[Items listed in a dataset]
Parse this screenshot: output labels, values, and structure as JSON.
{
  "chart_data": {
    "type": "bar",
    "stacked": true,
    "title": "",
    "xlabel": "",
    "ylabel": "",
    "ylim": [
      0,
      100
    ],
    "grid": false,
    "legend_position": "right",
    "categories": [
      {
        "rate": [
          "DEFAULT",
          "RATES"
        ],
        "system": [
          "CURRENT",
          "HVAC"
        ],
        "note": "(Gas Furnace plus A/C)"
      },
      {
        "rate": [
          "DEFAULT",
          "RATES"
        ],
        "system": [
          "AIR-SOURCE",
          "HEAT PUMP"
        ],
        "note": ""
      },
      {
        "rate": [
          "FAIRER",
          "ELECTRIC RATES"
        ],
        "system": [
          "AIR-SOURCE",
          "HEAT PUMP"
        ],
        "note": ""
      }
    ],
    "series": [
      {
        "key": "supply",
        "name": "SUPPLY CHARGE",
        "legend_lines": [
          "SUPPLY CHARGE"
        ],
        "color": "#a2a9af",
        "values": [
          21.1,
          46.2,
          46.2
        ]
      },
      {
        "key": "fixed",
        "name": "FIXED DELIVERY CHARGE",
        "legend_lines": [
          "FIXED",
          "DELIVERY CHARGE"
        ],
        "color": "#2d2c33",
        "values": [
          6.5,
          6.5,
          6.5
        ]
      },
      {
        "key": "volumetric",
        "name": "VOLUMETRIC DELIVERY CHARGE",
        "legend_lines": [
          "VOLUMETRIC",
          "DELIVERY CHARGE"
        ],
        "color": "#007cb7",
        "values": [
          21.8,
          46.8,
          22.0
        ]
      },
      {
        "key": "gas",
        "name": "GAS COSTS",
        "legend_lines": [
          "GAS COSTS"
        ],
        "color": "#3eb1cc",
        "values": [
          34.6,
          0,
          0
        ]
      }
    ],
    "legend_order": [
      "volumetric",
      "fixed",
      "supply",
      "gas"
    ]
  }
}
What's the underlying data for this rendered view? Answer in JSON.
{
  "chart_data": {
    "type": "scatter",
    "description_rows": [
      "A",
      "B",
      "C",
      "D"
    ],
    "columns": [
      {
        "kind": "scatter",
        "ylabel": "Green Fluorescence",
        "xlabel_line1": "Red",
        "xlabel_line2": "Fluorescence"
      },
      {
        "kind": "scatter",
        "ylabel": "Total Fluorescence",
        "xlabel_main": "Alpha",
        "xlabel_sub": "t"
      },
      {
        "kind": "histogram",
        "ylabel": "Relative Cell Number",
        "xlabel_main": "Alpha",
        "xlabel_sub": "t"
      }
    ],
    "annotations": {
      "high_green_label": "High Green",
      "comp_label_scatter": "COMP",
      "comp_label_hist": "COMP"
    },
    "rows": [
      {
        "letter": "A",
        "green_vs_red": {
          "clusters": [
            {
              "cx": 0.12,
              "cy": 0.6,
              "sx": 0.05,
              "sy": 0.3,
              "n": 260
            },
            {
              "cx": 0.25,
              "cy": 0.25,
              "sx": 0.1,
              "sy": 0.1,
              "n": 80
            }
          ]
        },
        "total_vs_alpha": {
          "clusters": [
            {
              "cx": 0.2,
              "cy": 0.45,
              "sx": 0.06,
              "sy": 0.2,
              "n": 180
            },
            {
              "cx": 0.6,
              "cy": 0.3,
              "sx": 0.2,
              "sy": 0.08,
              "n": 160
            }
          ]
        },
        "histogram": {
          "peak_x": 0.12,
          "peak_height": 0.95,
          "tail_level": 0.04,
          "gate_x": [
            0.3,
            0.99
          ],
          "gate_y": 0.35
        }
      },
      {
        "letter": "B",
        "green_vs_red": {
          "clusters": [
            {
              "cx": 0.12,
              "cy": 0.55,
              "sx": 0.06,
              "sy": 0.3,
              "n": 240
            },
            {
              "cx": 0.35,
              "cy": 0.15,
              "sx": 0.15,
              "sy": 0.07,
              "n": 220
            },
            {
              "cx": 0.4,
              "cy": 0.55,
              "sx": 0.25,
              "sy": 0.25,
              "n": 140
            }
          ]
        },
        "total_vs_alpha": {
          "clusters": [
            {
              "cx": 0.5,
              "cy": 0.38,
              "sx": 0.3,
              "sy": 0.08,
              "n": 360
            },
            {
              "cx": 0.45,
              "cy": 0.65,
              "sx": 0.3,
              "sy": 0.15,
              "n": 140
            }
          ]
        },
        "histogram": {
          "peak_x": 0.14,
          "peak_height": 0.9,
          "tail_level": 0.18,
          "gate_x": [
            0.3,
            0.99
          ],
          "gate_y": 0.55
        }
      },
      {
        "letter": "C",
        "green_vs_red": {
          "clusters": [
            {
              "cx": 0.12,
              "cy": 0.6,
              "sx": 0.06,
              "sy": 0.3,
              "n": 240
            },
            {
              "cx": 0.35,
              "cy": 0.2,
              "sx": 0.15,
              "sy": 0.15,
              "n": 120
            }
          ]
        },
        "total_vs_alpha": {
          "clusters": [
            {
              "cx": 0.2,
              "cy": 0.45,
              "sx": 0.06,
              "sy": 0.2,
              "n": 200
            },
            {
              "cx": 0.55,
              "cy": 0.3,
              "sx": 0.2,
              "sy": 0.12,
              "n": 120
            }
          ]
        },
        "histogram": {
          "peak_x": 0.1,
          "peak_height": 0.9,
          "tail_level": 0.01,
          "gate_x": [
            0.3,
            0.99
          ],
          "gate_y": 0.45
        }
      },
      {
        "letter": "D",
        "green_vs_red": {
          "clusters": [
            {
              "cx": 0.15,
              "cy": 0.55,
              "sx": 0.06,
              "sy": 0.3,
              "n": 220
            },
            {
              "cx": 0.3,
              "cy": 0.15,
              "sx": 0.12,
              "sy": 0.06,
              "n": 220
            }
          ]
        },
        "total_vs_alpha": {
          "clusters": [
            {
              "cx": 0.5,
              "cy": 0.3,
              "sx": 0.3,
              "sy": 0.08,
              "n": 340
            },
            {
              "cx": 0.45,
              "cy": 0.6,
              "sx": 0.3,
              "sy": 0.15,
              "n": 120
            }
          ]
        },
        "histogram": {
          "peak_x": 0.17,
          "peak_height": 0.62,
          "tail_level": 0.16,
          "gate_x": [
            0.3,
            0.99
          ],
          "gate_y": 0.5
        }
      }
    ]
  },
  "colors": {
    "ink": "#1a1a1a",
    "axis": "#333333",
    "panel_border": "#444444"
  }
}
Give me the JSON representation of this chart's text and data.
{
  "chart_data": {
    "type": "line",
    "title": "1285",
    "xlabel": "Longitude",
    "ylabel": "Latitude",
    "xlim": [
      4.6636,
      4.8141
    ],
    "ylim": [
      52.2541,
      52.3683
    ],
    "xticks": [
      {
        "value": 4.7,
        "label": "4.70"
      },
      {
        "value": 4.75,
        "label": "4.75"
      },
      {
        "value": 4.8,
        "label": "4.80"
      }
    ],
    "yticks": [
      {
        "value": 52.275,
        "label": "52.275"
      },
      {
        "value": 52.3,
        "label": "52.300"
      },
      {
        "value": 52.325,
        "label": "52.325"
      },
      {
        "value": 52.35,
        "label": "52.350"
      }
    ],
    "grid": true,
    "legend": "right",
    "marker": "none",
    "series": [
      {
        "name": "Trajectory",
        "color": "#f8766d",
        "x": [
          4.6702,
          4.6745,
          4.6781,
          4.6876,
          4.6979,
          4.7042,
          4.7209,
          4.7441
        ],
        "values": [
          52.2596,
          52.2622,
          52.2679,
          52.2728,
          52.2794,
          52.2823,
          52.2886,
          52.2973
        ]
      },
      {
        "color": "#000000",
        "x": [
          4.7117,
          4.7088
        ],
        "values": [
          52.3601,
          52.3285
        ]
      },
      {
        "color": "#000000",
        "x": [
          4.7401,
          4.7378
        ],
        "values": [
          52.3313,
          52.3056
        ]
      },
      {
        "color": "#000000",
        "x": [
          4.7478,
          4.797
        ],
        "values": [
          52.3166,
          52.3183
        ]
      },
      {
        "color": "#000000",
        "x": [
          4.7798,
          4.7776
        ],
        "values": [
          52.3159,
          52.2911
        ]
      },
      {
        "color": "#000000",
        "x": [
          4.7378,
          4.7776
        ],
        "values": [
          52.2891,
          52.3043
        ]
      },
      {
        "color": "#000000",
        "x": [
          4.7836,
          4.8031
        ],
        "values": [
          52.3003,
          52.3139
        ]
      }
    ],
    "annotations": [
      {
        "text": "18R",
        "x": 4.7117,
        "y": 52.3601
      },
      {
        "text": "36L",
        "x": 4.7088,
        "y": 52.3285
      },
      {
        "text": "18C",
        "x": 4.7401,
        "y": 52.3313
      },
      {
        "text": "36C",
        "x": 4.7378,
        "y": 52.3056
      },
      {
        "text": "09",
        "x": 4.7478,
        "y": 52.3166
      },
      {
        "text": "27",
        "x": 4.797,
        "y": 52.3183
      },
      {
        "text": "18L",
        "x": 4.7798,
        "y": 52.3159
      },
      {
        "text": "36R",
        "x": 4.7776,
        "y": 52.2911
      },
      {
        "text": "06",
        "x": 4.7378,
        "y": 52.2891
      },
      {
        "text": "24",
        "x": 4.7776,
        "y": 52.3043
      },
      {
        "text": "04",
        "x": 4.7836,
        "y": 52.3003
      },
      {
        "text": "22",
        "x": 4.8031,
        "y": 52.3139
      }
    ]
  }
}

WHAT THE TASK ASKS –
From the listing, copy every line where the string "right" appears.

ANSWER FOR THIS EXERCISE –
    "legend_position": "right",
    "legend": "right",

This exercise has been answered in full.